● **Written exercise**: Print the entries below word for word; the pictures stay out of your copy.

● **Provided entries**:
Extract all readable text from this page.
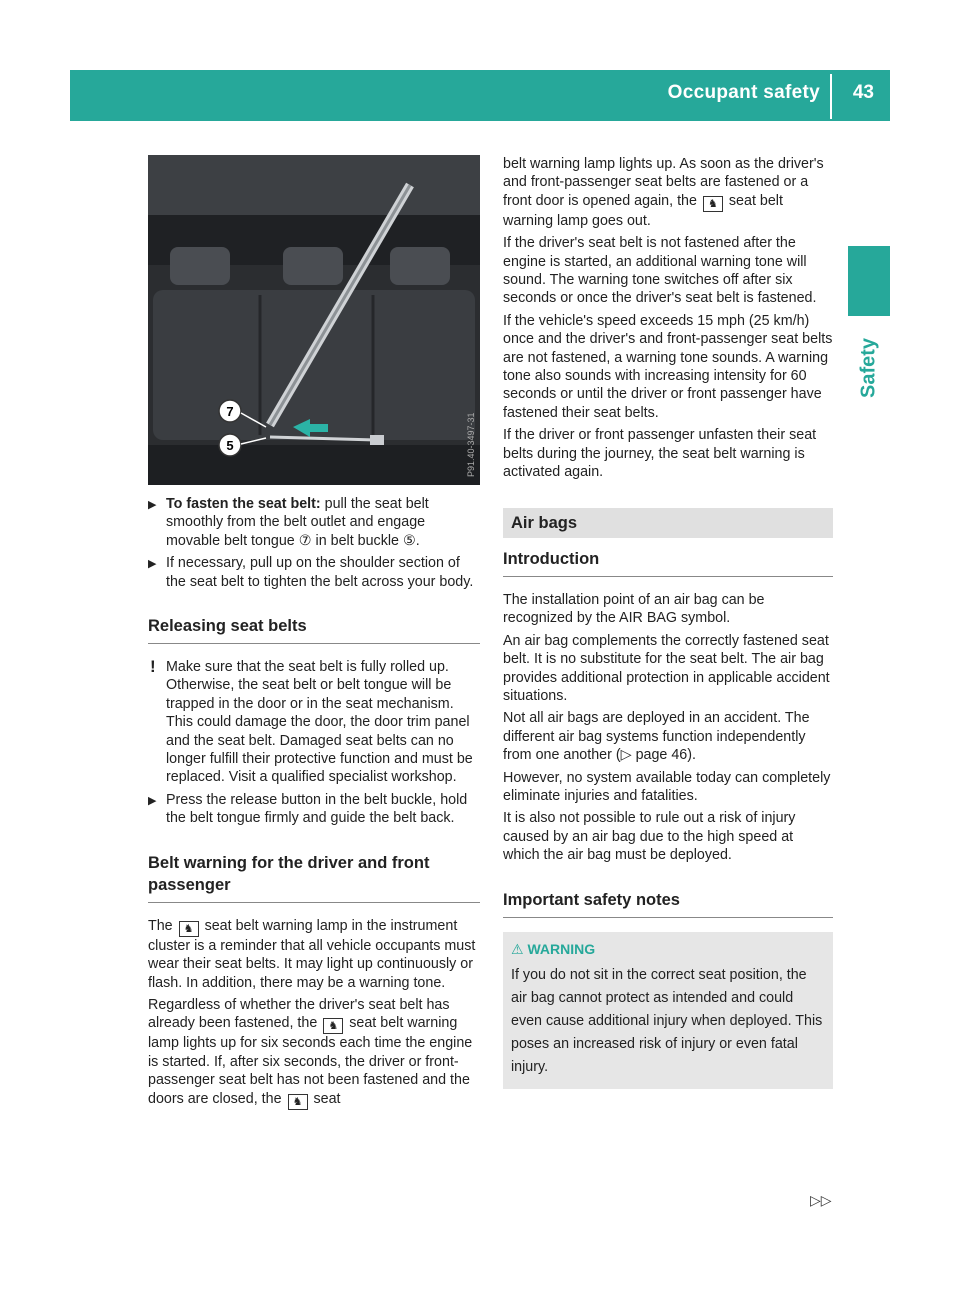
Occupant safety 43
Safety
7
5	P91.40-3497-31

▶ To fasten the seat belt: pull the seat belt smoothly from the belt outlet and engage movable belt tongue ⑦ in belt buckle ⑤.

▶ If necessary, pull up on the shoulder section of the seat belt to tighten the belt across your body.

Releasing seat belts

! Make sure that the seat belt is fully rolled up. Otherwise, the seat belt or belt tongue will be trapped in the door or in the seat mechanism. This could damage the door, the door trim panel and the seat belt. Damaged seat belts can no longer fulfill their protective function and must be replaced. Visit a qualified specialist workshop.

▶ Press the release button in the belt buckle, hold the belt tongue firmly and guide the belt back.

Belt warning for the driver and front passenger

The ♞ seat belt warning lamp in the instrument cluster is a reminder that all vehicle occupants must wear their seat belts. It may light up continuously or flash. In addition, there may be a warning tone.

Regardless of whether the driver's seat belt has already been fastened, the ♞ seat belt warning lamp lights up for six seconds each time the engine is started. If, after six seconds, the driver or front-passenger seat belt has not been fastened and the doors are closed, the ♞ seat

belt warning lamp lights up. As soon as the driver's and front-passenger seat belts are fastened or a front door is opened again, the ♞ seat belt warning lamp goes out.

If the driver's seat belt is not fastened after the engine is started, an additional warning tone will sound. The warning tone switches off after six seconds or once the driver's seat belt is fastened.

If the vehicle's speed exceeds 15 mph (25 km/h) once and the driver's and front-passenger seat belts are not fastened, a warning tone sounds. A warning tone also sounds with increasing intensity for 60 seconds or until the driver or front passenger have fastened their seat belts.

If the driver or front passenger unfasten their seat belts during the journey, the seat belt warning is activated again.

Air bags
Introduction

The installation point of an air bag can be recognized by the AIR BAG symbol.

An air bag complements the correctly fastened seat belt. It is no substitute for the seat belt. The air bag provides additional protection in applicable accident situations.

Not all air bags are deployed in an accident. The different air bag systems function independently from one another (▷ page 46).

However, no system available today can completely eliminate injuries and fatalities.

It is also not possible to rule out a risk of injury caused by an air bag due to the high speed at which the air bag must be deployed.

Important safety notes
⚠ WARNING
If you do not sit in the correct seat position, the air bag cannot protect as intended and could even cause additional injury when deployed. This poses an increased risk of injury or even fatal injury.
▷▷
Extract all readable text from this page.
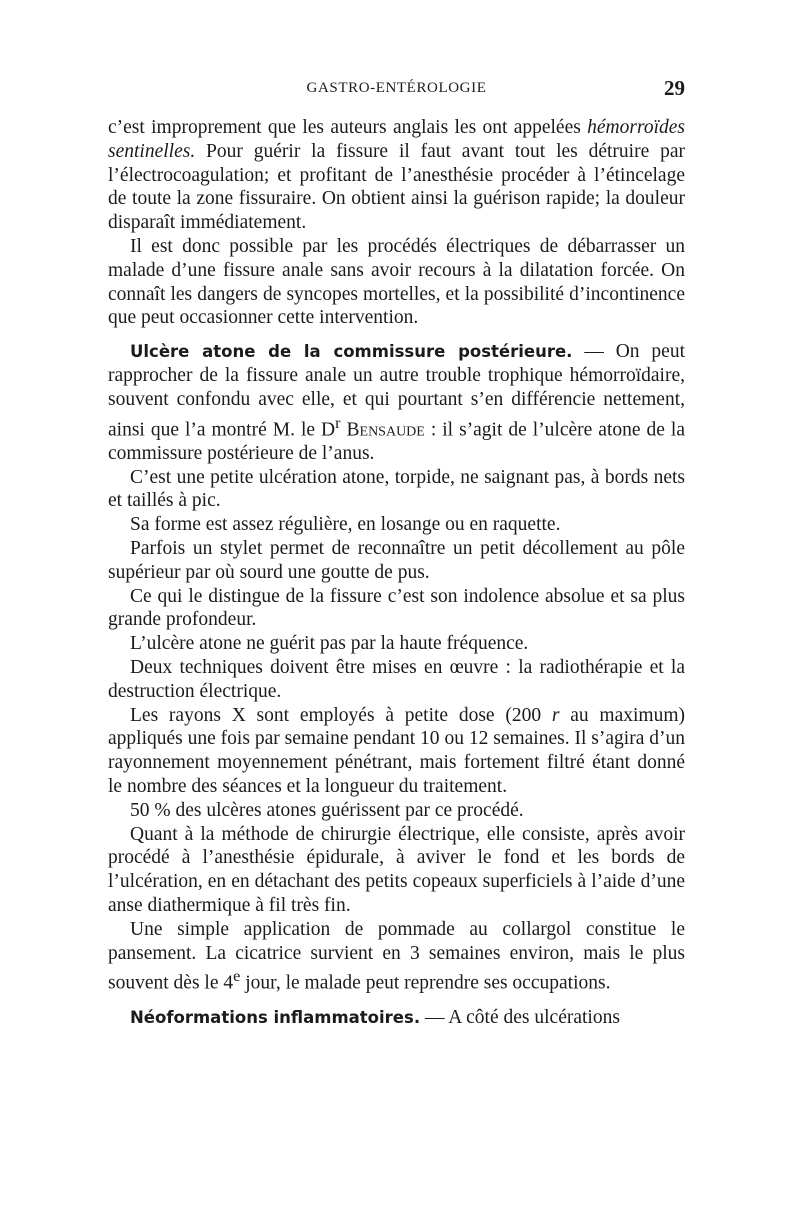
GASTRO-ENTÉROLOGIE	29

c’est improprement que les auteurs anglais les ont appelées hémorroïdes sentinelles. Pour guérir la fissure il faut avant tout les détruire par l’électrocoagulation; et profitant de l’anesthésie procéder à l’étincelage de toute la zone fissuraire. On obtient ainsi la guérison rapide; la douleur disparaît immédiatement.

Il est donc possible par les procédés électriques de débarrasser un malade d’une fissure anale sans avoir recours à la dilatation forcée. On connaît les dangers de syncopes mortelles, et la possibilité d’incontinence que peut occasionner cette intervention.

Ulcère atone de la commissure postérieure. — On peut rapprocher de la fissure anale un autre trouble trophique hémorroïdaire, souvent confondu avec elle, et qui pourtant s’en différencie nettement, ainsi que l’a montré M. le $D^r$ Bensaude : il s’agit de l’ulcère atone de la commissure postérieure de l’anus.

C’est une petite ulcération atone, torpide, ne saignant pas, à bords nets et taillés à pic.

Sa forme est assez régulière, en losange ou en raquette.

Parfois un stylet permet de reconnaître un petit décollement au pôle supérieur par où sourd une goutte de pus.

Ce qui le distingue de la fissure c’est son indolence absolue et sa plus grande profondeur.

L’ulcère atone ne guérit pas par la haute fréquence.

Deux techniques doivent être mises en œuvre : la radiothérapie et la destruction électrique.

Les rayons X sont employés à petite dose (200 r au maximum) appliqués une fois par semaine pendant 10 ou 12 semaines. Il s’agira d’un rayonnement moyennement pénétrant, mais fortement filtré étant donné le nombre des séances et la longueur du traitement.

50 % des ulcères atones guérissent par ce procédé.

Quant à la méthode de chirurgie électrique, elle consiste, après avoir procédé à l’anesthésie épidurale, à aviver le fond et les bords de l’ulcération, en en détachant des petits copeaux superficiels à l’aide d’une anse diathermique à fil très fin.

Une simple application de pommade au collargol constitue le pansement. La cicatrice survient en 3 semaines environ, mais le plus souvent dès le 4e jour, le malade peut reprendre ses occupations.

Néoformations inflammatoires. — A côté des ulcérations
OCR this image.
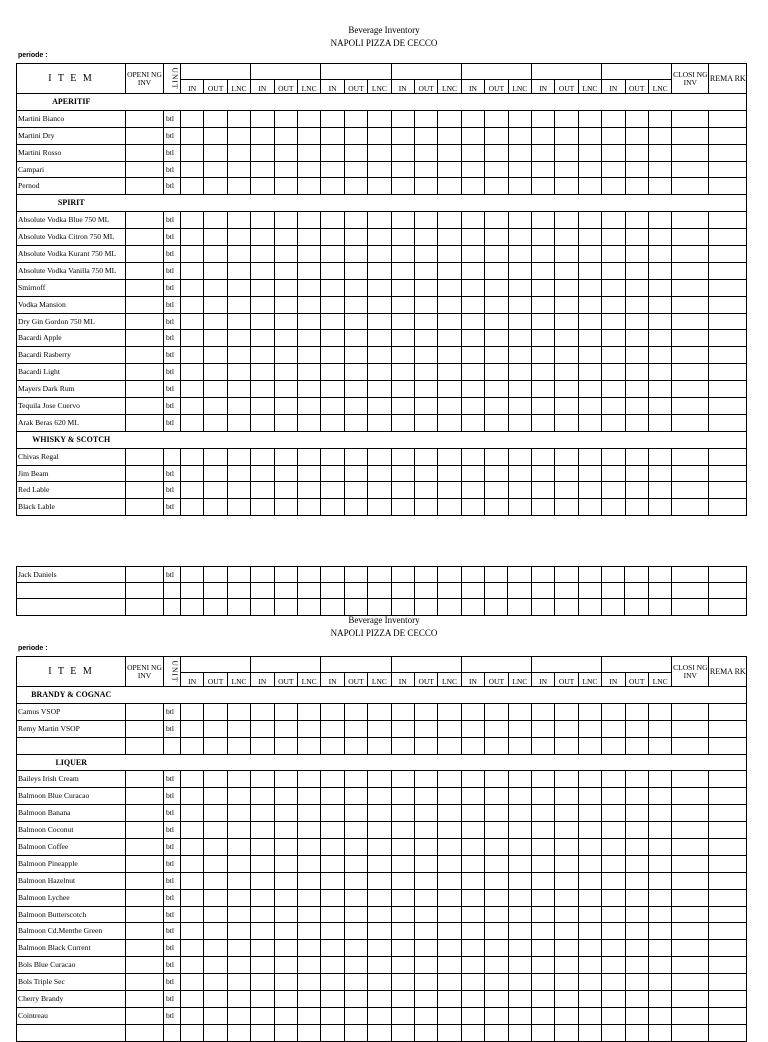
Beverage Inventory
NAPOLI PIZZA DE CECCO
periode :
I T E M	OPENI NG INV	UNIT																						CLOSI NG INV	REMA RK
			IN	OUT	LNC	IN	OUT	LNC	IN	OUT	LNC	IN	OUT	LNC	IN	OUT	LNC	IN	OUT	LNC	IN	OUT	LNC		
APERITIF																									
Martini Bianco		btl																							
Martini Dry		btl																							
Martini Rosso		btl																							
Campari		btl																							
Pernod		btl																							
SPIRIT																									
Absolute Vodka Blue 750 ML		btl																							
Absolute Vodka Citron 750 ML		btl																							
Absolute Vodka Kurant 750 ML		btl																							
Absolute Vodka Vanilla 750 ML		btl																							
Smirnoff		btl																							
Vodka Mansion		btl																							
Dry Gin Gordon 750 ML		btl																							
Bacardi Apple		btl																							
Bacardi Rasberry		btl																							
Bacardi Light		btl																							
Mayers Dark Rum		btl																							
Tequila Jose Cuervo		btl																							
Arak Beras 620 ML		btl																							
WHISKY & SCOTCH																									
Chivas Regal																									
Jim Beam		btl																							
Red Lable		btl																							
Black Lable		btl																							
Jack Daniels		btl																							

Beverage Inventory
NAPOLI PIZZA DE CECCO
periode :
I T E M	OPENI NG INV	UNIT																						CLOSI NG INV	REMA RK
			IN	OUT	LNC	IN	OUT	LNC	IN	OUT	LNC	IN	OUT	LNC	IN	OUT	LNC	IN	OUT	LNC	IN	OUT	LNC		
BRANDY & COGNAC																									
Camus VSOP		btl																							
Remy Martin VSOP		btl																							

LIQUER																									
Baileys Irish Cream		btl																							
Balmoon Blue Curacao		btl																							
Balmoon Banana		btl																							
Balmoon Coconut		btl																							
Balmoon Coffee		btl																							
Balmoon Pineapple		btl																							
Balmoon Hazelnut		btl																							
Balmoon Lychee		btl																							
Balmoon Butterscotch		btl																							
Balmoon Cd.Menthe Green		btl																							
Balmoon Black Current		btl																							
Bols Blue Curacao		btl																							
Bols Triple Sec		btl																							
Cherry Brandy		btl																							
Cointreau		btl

● **Response below**:
Extract all readable text from this page.
Occupant safety 43
Safety
7
5	P91.40-3497-31

▶ To fasten the seat belt: pull the seat belt smoothly from the belt outlet and engage movable belt tongue ⑦ in belt buckle ⑤.

▶ If necessary, pull up on the shoulder section of the seat belt to tighten the belt across your body.

Releasing seat belts

! Make sure that the seat belt is fully rolled up. Otherwise, the seat belt or belt tongue will be trapped in the door or in the seat mechanism. This could damage the door, the door trim panel and the seat belt. Damaged seat belts can no longer fulfill their protective function and must be replaced. Visit a qualified specialist workshop.

▶ Press the release button in the belt buckle, hold the belt tongue firmly and guide the belt back.

Belt warning for the driver and front passenger

The ♞ seat belt warning lamp in the instrument cluster is a reminder that all vehicle occupants must wear their seat belts. It may light up continuously or flash. In addition, there may be a warning tone.

Regardless of whether the driver's seat belt has already been fastened, the ♞ seat belt warning lamp lights up for six seconds each time the engine is started. If, after six seconds, the driver or front-passenger seat belt has not been fastened and the doors are closed, the ♞ seat

belt warning lamp lights up. As soon as the driver's and front-passenger seat belts are fastened or a front door is opened again, the ♞ seat belt warning lamp goes out.

If the driver's seat belt is not fastened after the engine is started, an additional warning tone will sound. The warning tone switches off after six seconds or once the driver's seat belt is fastened.

If the vehicle's speed exceeds 15 mph (25 km/h) once and the driver's and front-passenger seat belts are not fastened, a warning tone sounds. A warning tone also sounds with increasing intensity for 60 seconds or until the driver or front passenger have fastened their seat belts.

If the driver or front passenger unfasten their seat belts during the journey, the seat belt warning is activated again.

Air bags
Introduction

The installation point of an air bag can be recognized by the AIR BAG symbol.

An air bag complements the correctly fastened seat belt. It is no substitute for the seat belt. The air bag provides additional protection in applicable accident situations.

Not all air bags are deployed in an accident. The different air bag systems function independently from one another (▷ page 46).

However, no system available today can completely eliminate injuries and fatalities.

It is also not possible to rule out a risk of injury caused by an air bag due to the high speed at which the air bag must be deployed.

Important safety notes
⚠ WARNING
If you do not sit in the correct seat position, the air bag cannot protect as intended and could even cause additional injury when deployed. This poses an increased risk of injury or even fatal injury.
▷▷
Extract all readable text from this page.
GASTRO-ENTÉROLOGIE	29

c’est improprement que les auteurs anglais les ont appelées hémorroïdes sentinelles. Pour guérir la fissure il faut avant tout les détruire par l’électrocoagulation; et profitant de l’anesthésie procéder à l’étincelage de toute la zone fissuraire. On obtient ainsi la guérison rapide; la douleur disparaît immédiatement.

Il est donc possible par les procédés électriques de débarrasser un malade d’une fissure anale sans avoir recours à la dilatation forcée. On connaît les dangers de syncopes mortelles, et la possibilité d’incontinence que peut occasionner cette intervention.

Ulcère atone de la commissure postérieure. — On peut rapprocher de la fissure anale un autre trouble trophique hémorroïdaire, souvent confondu avec elle, et qui pourtant s’en différencie nettement, ainsi que l’a montré M. le $D^r$ Bensaude : il s’agit de l’ulcère atone de la commissure postérieure de l’anus.

C’est une petite ulcération atone, torpide, ne saignant pas, à bords nets et taillés à pic.

Sa forme est assez régulière, en losange ou en raquette.

Parfois un stylet permet de reconnaître un petit décollement au pôle supérieur par où sourd une goutte de pus.

Ce qui le distingue de la fissure c’est son indolence absolue et sa plus grande profondeur.

L’ulcère atone ne guérit pas par la haute fréquence.

Deux techniques doivent être mises en œuvre : la radiothérapie et la destruction électrique.

Les rayons X sont employés à petite dose (200 r au maximum) appliqués une fois par semaine pendant 10 ou 12 semaines. Il s’agira d’un rayonnement moyennement pénétrant, mais fortement filtré étant donné le nombre des séances et la longueur du traitement.

50 % des ulcères atones guérissent par ce procédé.

Quant à la méthode de chirurgie électrique, elle consiste, après avoir procédé à l’anesthésie épidurale, à aviver le fond et les bords de l’ulcération, en en détachant des petits copeaux superficiels à l’aide d’une anse diathermique à fil très fin.

Une simple application de pommade au collargol constitue le pansement. La cicatrice survient en 3 semaines environ, mais le plus souvent dès le 4e jour, le malade peut reprendre ses occupations.

Néoformations inflammatoires. — A côté des ulcérations
OCR this image.
Beverage Inventory
NAPOLI PIZZA DE CECCO
periode :
I T E M	OPENI NG INV	UNIT																						CLOSI NG INV	REMA RK
			IN	OUT	LNC	IN	OUT	LNC	IN	OUT	LNC	IN	OUT	LNC	IN	OUT	LNC	IN	OUT	LNC	IN	OUT	LNC		
APERITIF																									
Martini Bianco		btl																							
Martini Dry		btl																							
Martini Rosso		btl																							
Campari		btl																							
Pernod		btl																							
SPIRIT																									
Absolute Vodka Blue 750 ML		btl																							
Absolute Vodka Citron 750 ML		btl																							
Absolute Vodka Kurant 750 ML		btl																							
Absolute Vodka Vanilla 750 ML		btl																							
Smirnoff		btl																							
Vodka Mansion		btl																							
Dry Gin Gordon 750 ML		btl																							
Bacardi Apple		btl																							
Bacardi Rasberry		btl																							
Bacardi Light		btl																							
Mayers Dark Rum		btl																							
Tequila Jose Cuervo		btl																							
Arak Beras 620 ML		btl																							
WHISKY & SCOTCH																									
Chivas Regal																									
Jim Beam		btl																							
Red Lable		btl																							
Black Lable		btl																							
Jack Daniels		btl																							

Beverage Inventory
NAPOLI PIZZA DE CECCO
periode :
I T E M	OPENI NG INV	UNIT																						CLOSI NG INV	REMA RK
			IN	OUT	LNC	IN	OUT	LNC	IN	OUT	LNC	IN	OUT	LNC	IN	OUT	LNC	IN	OUT	LNC	IN	OUT	LNC		
BRANDY & COGNAC																									
Camus VSOP		btl																							
Remy Martin VSOP		btl																							

LIQUER																									
Baileys Irish Cream		btl																							
Balmoon Blue Curacao		btl																							
Balmoon Banana		btl																							
Balmoon Coconut		btl																							
Balmoon Coffee		btl																							
Balmoon Pineapple		btl																							
Balmoon Hazelnut		btl																							
Balmoon Lychee		btl																							
Balmoon Butterscotch		btl																							
Balmoon Cd.Menthe Green		btl																							
Balmoon Black Current		btl																							
Bols Blue Curacao		btl																							
Bols Triple Sec		btl																							
Cherry Brandy		btl																							
Cointreau		btl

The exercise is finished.